_Input rows_
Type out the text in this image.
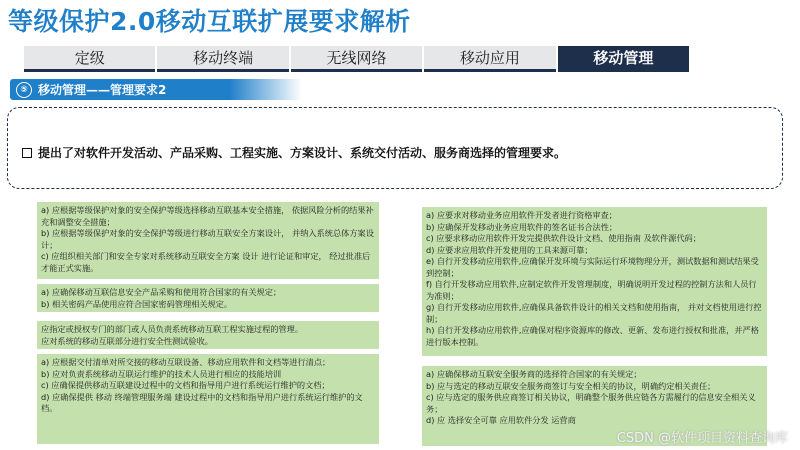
等级保护2.0移动互联扩展要求解析
定级	移动终端	无线网络	移动应用	移动管理
⑤ 移动管理——管理要求2
提出了对软件开发活动、产品采购、工程实施、方案设计、系统交付活动、服务商选择的管理要求。

a) 应根据等级保护对象的安全保护等级选择移动互联基本安全措施， 依据风险分析的结果补充和调整安全措施；

b) 应根据等级保护对象的安全保护等级进行移动互联安全方案设计， 并纳入系统总体方案设计；

c) 应组织相关部门和安全专家对系统移动互联安全方案 设计 进行论证和审定， 经过批准后才能正式实施。

a) 应确保移动互联信息安全产品采购和使用符合国家的有关规定；

b) 相关密码产品使用应符合国家密码管理相关规定。

应指定或授权专门的部门或人员负责系统移动互联工程实施过程的管理。

应对系统的移动互联部分进行安全性测试验收。

a) 应根据交付清单对所交接的移动互联设备、移动应用软件和文档等进行清点；

b) 应对负责系统移动互联运行维护的技术人员进行相应的技能培训

c) 应确保提供移动互联建设过程中的文档和指导用户进行系统运行维护的文档；

d) 应确保提供 移动 终端管理服务端 建设过程中的文档和指导用户进行系统运行维护的文档。

a) 应要求对移动业务应用软件开发者进行资格审查；

b) 应确保开发移动业务应用软件的签名证书合法性；

c) 应要求移动应用软件开发完提供软件设计文档、使用指南 及软件源代码；

d) 应要求应用软件开发使用的工具来源可靠；

e) 自行开发移动应用软件,应确保开发环境与实际运行环境物理分开，测试数据和测试结果受到控制；

f) 自行开发移动应用软件,应制定软件开发管理制度，明确说明开发过程的控制方法和人员行为准则；

g) 自行开发移动应用软件,应确保具备软件设计的相关文档和使用指南， 并对文档使用进行控制；

h) 自行开发移动应用软件,应确保对程序资源库的修改、更新、发布进行授权和批准，并严格进行版本控制。

a) 应确保移动互联安全服务商的选择符合国家的有关规定；

b) 应与选定的移动互联安全服务商签订与安全相关的协议，明确约定相关责任；

c) 应与选定的服务供应商签订相关协议，明确整个服务供应链各方需履行的信息安全相关义务；

d) 应 选择安全可靠 应用软件分发 运营商

CSDN @软件项目资料查询库
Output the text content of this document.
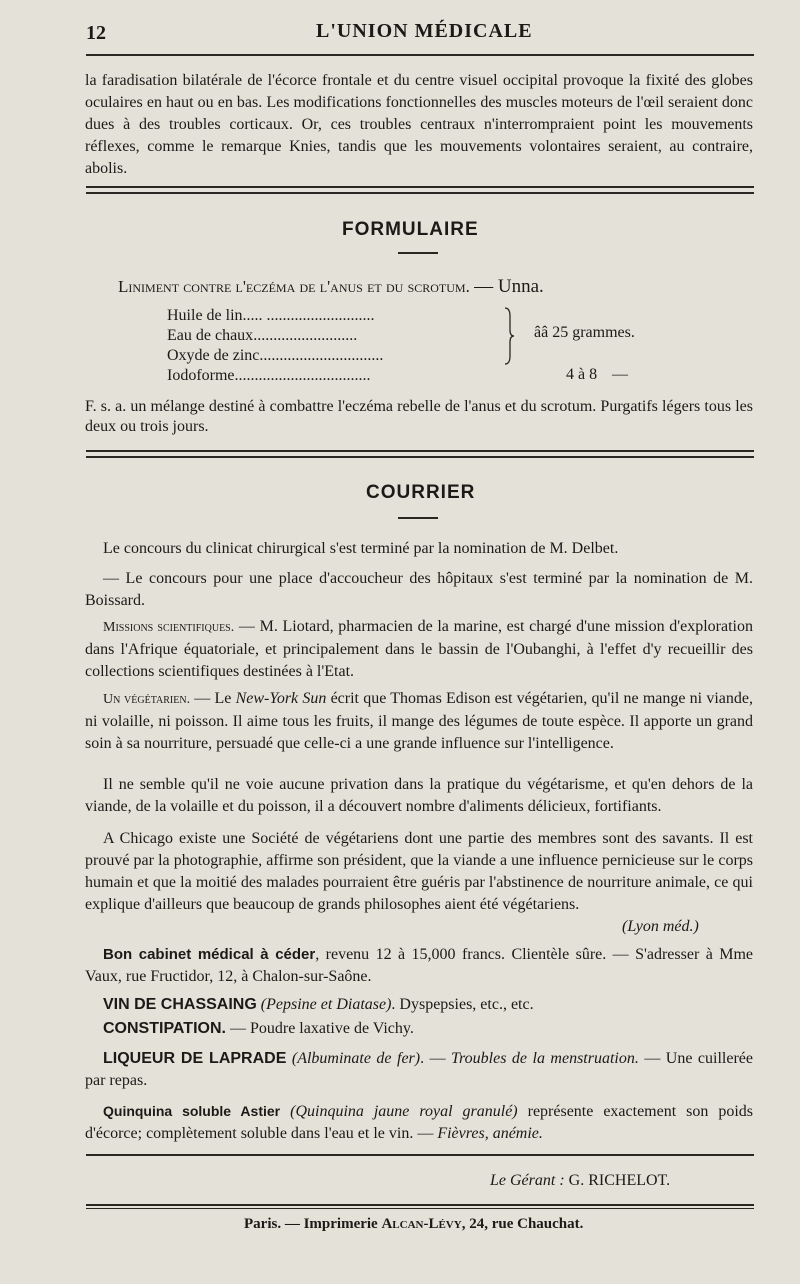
12	L'UNION MÉDICALE
la faradisation bilatérale de l'écorce frontale et du centre visuel occipital provoque la fixité des globes oculaires en haut ou en bas. Les modifications fonctionnelles des muscles moteurs de l'œil seraient donc dues à des troubles corticaux. Or, ces troubles centraux n'interrompraient point les mouvements réflexes, comme le remarque Knies, tandis que les mouvements volontaires seraient, au contraire, abolis.
FORMULAIRE
Liniment contre l'eczéma de l'anus et du scrotum. — Unna.
Huile de lin..... ...........................
Eau de chaux..........................
Oxyde de zinc...............................
Iodoforme..................................
ââ 25 grammes.
4 à 8 —
F. s. a. un mélange destiné à combattre l'eczéma rebelle de l'anus et du scrotum. Purgatifs légers tous les deux ou trois jours.
COURRIER
Le concours du clinicat chirurgical s'est terminé par la nomination de M. Delbet.
— Le concours pour une place d'accoucheur des hôpitaux s'est terminé par la nomination de M. Boissard.
Missions scientifiques. — M. Liotard, pharmacien de la marine, est chargé d'une mission d'exploration dans l'Afrique équatoriale, et principalement dans le bassin de l'Oubanghi, à l'effet d'y recueillir des collections scientifiques destinées à l'Etat.
Un végétarien. — Le New-York Sun écrit que Thomas Edison est végétarien, qu'il ne mange ni viande, ni volaille, ni poisson. Il aime tous les fruits, il mange des légumes de toute espèce. Il apporte un grand soin à sa nourriture, persuadé que celle-ci a une grande influence sur l'intelligence.
Il ne semble qu'il ne voie aucune privation dans la pratique du végétarisme, et qu'en dehors de la viande, de la volaille et du poisson, il a découvert nombre d'aliments délicieux, fortifiants.
A Chicago existe une Société de végétariens dont une partie des membres sont des savants. Il est prouvé par la photographie, affirme son président, que la viande a une influence pernicieuse sur le corps humain et que la moitié des malades pourraient être guéris par l'abstinence de nourriture animale, ce qui explique d'ailleurs que beaucoup de grands philosophes aient été végétariens.
(Lyon méd.)
Bon cabinet médical à céder, revenu 12 à 15,000 francs. Clientèle sûre. — S'adresser à Mme Vaux, rue Fructidor, 12, à Chalon-sur-Saône.
VIN DE CHASSAING (Pepsine et Diatase). Dyspepsies, etc., etc.
CONSTIPATION. — Poudre laxative de Vichy.
LIQUEUR DE LAPRADE (Albuminate de fer). — Troubles de la menstruation. — Une cuillerée par repas.
Quinquina soluble Astier (Quinquina jaune royal granulé) représente exactement son poids d'écorce; complètement soluble dans l'eau et le vin. — Fièvres, anémie.
Le Gérant : G. RICHELOT.
Paris. — Imprimerie Alcan-Lévy, 24, rue Chauchat.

_What is expected_
Your copy of the data should match it exactly, except that pictures are left out.

_Written solution_
Type out the text in this image.
等级保护2.0移动互联扩展要求解析
定级	移动终端	无线网络	移动应用	移动管理
⑤ 移动管理——管理要求2
提出了对软件开发活动、产品采购、工程实施、方案设计、系统交付活动、服务商选择的管理要求。

a) 应根据等级保护对象的安全保护等级选择移动互联基本安全措施， 依据风险分析的结果补充和调整安全措施；

b) 应根据等级保护对象的安全保护等级进行移动互联安全方案设计， 并纳入系统总体方案设计；

c) 应组织相关部门和安全专家对系统移动互联安全方案 设计 进行论证和审定， 经过批准后才能正式实施。

a) 应确保移动互联信息安全产品采购和使用符合国家的有关规定；

b) 相关密码产品使用应符合国家密码管理相关规定。

应指定或授权专门的部门或人员负责系统移动互联工程实施过程的管理。

应对系统的移动互联部分进行安全性测试验收。

a) 应根据交付清单对所交接的移动互联设备、移动应用软件和文档等进行清点；

b) 应对负责系统移动互联运行维护的技术人员进行相应的技能培训

c) 应确保提供移动互联建设过程中的文档和指导用户进行系统运行维护的文档；

d) 应确保提供 移动 终端管理服务端 建设过程中的文档和指导用户进行系统运行维护的文档。

a) 应要求对移动业务应用软件开发者进行资格审查；

b) 应确保开发移动业务应用软件的签名证书合法性；

c) 应要求移动应用软件开发完提供软件设计文档、使用指南 及软件源代码；

d) 应要求应用软件开发使用的工具来源可靠；

e) 自行开发移动应用软件,应确保开发环境与实际运行环境物理分开，测试数据和测试结果受到控制；

f) 自行开发移动应用软件,应制定软件开发管理制度，明确说明开发过程的控制方法和人员行为准则；

g) 自行开发移动应用软件,应确保具备软件设计的相关文档和使用指南， 并对文档使用进行控制；

h) 自行开发移动应用软件,应确保对程序资源库的修改、更新、发布进行授权和批准，并严格进行版本控制。

a) 应确保移动互联安全服务商的选择符合国家的有关规定；

b) 应与选定的移动互联安全服务商签订与安全相关的协议，明确约定相关责任；

c) 应与选定的服务供应商签订相关协议，明确整个服务供应链各方需履行的信息安全相关义务；

d) 应 选择安全可靠 应用软件分发 运营商

CSDN @软件项目资料查询库
Output the text content of this document.
12	L'UNION MÉDICALE
la faradisation bilatérale de l'écorce frontale et du centre visuel occipital provoque la fixité des globes oculaires en haut ou en bas. Les modifications fonctionnelles des muscles moteurs de l'œil seraient donc dues à des troubles corticaux. Or, ces troubles centraux n'interrompraient point les mouvements réflexes, comme le remarque Knies, tandis que les mouvements volontaires seraient, au contraire, abolis.
FORMULAIRE
Liniment contre l'eczéma de l'anus et du scrotum. — Unna.
Huile de lin..... ...........................
Eau de chaux..........................
Oxyde de zinc...............................
Iodoforme..................................
ââ 25 grammes.
4 à 8 —
F. s. a. un mélange destiné à combattre l'eczéma rebelle de l'anus et du scrotum. Purgatifs légers tous les deux ou trois jours.
COURRIER
Le concours du clinicat chirurgical s'est terminé par la nomination de M. Delbet.
— Le concours pour une place d'accoucheur des hôpitaux s'est terminé par la nomination de M. Boissard.
Missions scientifiques. — M. Liotard, pharmacien de la marine, est chargé d'une mission d'exploration dans l'Afrique équatoriale, et principalement dans le bassin de l'Oubanghi, à l'effet d'y recueillir des collections scientifiques destinées à l'Etat.
Un végétarien. — Le New-York Sun écrit que Thomas Edison est végétarien, qu'il ne mange ni viande, ni volaille, ni poisson. Il aime tous les fruits, il mange des légumes de toute espèce. Il apporte un grand soin à sa nourriture, persuadé que celle-ci a une grande influence sur l'intelligence.
Il ne semble qu'il ne voie aucune privation dans la pratique du végétarisme, et qu'en dehors de la viande, de la volaille et du poisson, il a découvert nombre d'aliments délicieux, fortifiants.
A Chicago existe une Société de végétariens dont une partie des membres sont des savants. Il est prouvé par la photographie, affirme son président, que la viande a une influence pernicieuse sur le corps humain et que la moitié des malades pourraient être guéris par l'abstinence de nourriture animale, ce qui explique d'ailleurs que beaucoup de grands philosophes aient été végétariens.
(Lyon méd.)
Bon cabinet médical à céder, revenu 12 à 15,000 francs. Clientèle sûre. — S'adresser à Mme Vaux, rue Fructidor, 12, à Chalon-sur-Saône.
VIN DE CHASSAING (Pepsine et Diatase). Dyspepsies, etc., etc.
CONSTIPATION. — Poudre laxative de Vichy.
LIQUEUR DE LAPRADE (Albuminate de fer). — Troubles de la menstruation. — Une cuillerée par repas.
Quinquina soluble Astier (Quinquina jaune royal granulé) représente exactement son poids d'écorce; complètement soluble dans l'eau et le vin. — Fièvres, anémie.
Le Gérant : G. RICHELOT.
Paris. — Imprimerie Alcan-Lévy, 24, rue Chauchat.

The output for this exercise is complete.